#### [Saved entries]
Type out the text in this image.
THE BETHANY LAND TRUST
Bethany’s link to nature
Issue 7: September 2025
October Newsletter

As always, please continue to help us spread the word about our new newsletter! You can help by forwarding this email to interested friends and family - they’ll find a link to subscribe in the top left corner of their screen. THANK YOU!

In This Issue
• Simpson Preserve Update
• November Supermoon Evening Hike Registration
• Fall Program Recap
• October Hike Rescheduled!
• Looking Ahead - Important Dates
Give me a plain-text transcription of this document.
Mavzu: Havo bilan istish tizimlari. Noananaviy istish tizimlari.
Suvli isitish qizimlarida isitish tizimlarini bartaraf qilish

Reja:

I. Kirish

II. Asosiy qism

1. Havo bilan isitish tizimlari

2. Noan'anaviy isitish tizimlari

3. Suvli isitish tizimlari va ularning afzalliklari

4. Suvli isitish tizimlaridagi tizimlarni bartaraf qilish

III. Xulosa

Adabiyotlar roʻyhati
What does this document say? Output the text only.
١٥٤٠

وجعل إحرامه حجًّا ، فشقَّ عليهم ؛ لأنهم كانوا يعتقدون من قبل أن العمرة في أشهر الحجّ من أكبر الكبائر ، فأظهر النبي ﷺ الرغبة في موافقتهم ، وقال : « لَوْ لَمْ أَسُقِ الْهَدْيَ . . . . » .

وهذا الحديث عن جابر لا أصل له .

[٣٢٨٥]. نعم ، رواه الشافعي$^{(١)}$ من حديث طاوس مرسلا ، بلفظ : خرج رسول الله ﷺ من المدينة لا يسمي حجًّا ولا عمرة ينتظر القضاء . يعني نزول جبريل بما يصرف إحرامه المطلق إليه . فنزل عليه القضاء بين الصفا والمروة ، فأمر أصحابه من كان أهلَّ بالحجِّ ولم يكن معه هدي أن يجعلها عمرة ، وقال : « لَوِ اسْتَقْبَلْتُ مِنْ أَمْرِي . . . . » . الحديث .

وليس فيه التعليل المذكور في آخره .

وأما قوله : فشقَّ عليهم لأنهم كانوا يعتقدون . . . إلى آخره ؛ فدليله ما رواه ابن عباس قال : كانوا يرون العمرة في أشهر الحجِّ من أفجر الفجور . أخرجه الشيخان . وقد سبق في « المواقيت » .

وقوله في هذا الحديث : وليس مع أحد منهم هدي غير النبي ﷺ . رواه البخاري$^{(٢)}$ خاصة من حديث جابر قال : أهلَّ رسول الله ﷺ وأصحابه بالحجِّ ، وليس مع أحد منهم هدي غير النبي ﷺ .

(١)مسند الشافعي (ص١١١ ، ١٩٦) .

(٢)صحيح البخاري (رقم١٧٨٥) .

#### [What is required]
Above are some records; extract every one of them exactly.

#### [Solution for this task]
Type out the text in this image.
THE BETHANY LAND TRUST
Bethany’s link to nature
Issue 7: September 2025
October Newsletter

As always, please continue to help us spread the word about our new newsletter! You can help by forwarding this email to interested friends and family - they’ll find a link to subscribe in the top left corner of their screen. THANK YOU!

In This Issue
• Simpson Preserve Update
• November Supermoon Evening Hike Registration
• Fall Program Recap
• October Hike Rescheduled!
• Looking Ahead - Important Dates
Give me a plain-text transcription of this document.
Mavzu: Havo bilan istish tizimlari. Noananaviy istish tizimlari.
Suvli isitish qizimlarida isitish tizimlarini bartaraf qilish

Reja:

I. Kirish

II. Asosiy qism

1. Havo bilan isitish tizimlari

2. Noan'anaviy isitish tizimlari

3. Suvli isitish tizimlari va ularning afzalliklari

4. Suvli isitish tizimlaridagi tizimlarni bartaraf qilish

III. Xulosa

Adabiyotlar roʻyhati
What does this document say? Output the text only.
١٥٤٠

وجعل إحرامه حجًّا ، فشقَّ عليهم ؛ لأنهم كانوا يعتقدون من قبل أن العمرة في أشهر الحجّ من أكبر الكبائر ، فأظهر النبي ﷺ الرغبة في موافقتهم ، وقال : « لَوْ لَمْ أَسُقِ الْهَدْيَ . . . . » .

وهذا الحديث عن جابر لا أصل له .

[٣٢٨٥]. نعم ، رواه الشافعي$^{(١)}$ من حديث طاوس مرسلا ، بلفظ : خرج رسول الله ﷺ من المدينة لا يسمي حجًّا ولا عمرة ينتظر القضاء . يعني نزول جبريل بما يصرف إحرامه المطلق إليه . فنزل عليه القضاء بين الصفا والمروة ، فأمر أصحابه من كان أهلَّ بالحجِّ ولم يكن معه هدي أن يجعلها عمرة ، وقال : « لَوِ اسْتَقْبَلْتُ مِنْ أَمْرِي . . . . » . الحديث .

وليس فيه التعليل المذكور في آخره .

وأما قوله : فشقَّ عليهم لأنهم كانوا يعتقدون . . . إلى آخره ؛ فدليله ما رواه ابن عباس قال : كانوا يرون العمرة في أشهر الحجِّ من أفجر الفجور . أخرجه الشيخان . وقد سبق في « المواقيت » .

وقوله في هذا الحديث : وليس مع أحد منهم هدي غير النبي ﷺ . رواه البخاري$^{(٢)}$ خاصة من حديث جابر قال : أهلَّ رسول الله ﷺ وأصحابه بالحجِّ ، وليس مع أحد منهم هدي غير النبي ﷺ .

(١)مسند الشافعي (ص١١١ ، ١٩٦) .

(٢)صحيح البخاري (رقم١٧٨٥) .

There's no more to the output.